◆ **Document extract**:
------------------------------------------------------------------------
Simply put: when a 3D sequel is not as well received as a 2D original, usually because a Video Game 3D Leap often requires more skill and talent than some developers have.

There are two aspects of dimensionality when it comes to games. A game can be rendered in 2D or 3D, and the gameplay can be 2D or 3D. All 4 combinations have been seen. Switching from one of these combinations to another, especially going from 2D/2D to 3D/3D is fraught with peril. Particularly in the early days of 3D rendering, art styles that were painstakingly developed in 2D could be lost in the transition to 3D rendering due to lack of hardware capable of bringing it to life in 3D. And of course, there are some art styles that simply don't work in 3 dimensions at all.

Gameplay offers some very perplexing challenges too. A direct adaptation of 2D gameplay into 3D gamespaces can cause things like the dreaded Camera Screw. 3D gameplay, by necessity of both viewpoint and larger gamespace, needs to take things a bit slower than their 2D cousins.

Then, there's the version where developers forgot about trying to port the 2D gameplay into a 3D world, and just use 3D gameplay that is not entirely unlike what the 2D gameplay had. Freedom overload can ensue, where developers become so enamored with building a gigantic world that they forget to actually put interesting things into it. Puzzles that would have been simpler in a 2D game can become exceedingly complicated because of the changed viewpoint.
------------------------------------------------------------------------
◆ **Objective a**:
Please repeat the records from their start through the line containing "The telephone circuit 5 is at (263, 290).", with both ends included.

◆ **Material for this task**:
------------------------------------------------------------------------
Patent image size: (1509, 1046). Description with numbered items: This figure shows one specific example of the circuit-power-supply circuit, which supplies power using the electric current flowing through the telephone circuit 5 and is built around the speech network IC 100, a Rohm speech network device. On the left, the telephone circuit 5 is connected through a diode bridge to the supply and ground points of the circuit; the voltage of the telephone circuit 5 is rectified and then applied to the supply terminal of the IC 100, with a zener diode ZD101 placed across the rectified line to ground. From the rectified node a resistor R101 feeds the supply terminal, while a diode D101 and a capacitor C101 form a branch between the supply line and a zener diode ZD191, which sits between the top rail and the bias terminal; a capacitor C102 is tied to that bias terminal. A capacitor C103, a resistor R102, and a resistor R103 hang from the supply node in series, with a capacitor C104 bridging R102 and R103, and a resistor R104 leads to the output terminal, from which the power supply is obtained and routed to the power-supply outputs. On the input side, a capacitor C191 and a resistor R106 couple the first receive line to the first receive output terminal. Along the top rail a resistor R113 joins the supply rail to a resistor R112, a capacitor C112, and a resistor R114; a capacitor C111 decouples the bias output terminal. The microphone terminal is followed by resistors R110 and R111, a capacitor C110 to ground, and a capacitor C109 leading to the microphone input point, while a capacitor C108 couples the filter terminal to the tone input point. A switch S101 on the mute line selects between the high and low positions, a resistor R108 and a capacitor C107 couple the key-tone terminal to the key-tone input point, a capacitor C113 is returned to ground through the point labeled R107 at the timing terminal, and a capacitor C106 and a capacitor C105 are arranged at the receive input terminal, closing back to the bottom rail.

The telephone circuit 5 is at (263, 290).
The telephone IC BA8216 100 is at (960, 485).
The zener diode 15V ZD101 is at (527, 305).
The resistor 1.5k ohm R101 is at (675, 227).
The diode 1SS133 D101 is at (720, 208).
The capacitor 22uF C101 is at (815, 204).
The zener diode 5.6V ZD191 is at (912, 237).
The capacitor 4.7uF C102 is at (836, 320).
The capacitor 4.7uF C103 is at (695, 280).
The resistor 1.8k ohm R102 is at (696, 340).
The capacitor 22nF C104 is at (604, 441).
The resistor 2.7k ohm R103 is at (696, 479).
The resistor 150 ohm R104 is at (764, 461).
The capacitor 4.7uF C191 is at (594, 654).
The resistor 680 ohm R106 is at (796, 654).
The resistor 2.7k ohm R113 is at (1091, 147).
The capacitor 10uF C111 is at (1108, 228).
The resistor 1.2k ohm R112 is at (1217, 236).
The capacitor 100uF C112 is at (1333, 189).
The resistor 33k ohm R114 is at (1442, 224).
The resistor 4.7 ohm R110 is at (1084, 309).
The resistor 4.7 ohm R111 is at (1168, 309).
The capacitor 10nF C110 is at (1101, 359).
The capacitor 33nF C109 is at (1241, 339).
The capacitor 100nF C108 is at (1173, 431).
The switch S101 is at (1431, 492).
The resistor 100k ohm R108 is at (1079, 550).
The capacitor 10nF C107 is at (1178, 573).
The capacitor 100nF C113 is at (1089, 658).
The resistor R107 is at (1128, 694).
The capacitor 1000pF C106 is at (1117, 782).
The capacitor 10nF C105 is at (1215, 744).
------------------------------------------------------------------------
◆ **Objective b**:
From the text on 2D-to-3D game sequels, list each problem it says "could" or "can" result from the move to 3D.

◆ **Response a**:
Patent image size: (1509, 1046). Description with numbered items: This figure shows one specific example of the circuit-power-supply circuit, which supplies power using the electric current flowing through the telephone circuit 5 and is built around the speech network IC 100, a Rohm speech network device. On the left, the telephone circuit 5 is connected through a diode bridge to the supply and ground points of the circuit; the voltage of the telephone circuit 5 is rectified and then applied to the supply terminal of the IC 100, with a zener diode ZD101 placed across the rectified line to ground. From the rectified node a resistor R101 feeds the supply terminal, while a diode D101 and a capacitor C101 form a branch between the supply line and a zener diode ZD191, which sits between the top rail and the bias terminal; a capacitor C102 is tied to that bias terminal. A capacitor C103, a resistor R102, and a resistor R103 hang from the supply node in series, with a capacitor C104 bridging R102 and R103, and a resistor R104 leads to the output terminal, from which the power supply is obtained and routed to the power-supply outputs. On the input side, a capacitor C191 and a resistor R106 couple the first receive line to the first receive output terminal. Along the top rail a resistor R113 joins the supply rail to a resistor R112, a capacitor C112, and a resistor R114; a capacitor C111 decouples the bias output terminal. The microphone terminal is followed by resistors R110 and R111, a capacitor C110 to ground, and a capacitor C109 leading to the microphone input point, while a capacitor C108 couples the filter terminal to the tone input point. A switch S101 on the mute line selects between the high and low positions, a resistor R108 and a capacitor C107 couple the key-tone terminal to the key-tone input point, a capacitor C113 is returned to ground through the point labeled R107 at the timing terminal, and a capacitor C106 and a capacitor C105 are arranged at the receive input terminal, closing back to the bottom rail.

The telephone circuit 5 is at (263, 290).

◆ **Response b**:
- Art styles painstakingly developed in 2D could be lost in the transition to 3D rendering because hardware could not bring them to life in 3D.
- A direct adaptation of 2D gameplay into 3D gamespaces can cause the dreaded Camera Screw.
- Freedom overload can ensue, where developers become so enamored with building a gigantic world that they forget to put interesting things into it.
- Puzzles that would have been simpler in a 2D game can become exceedingly complicated because of the changed viewpoint.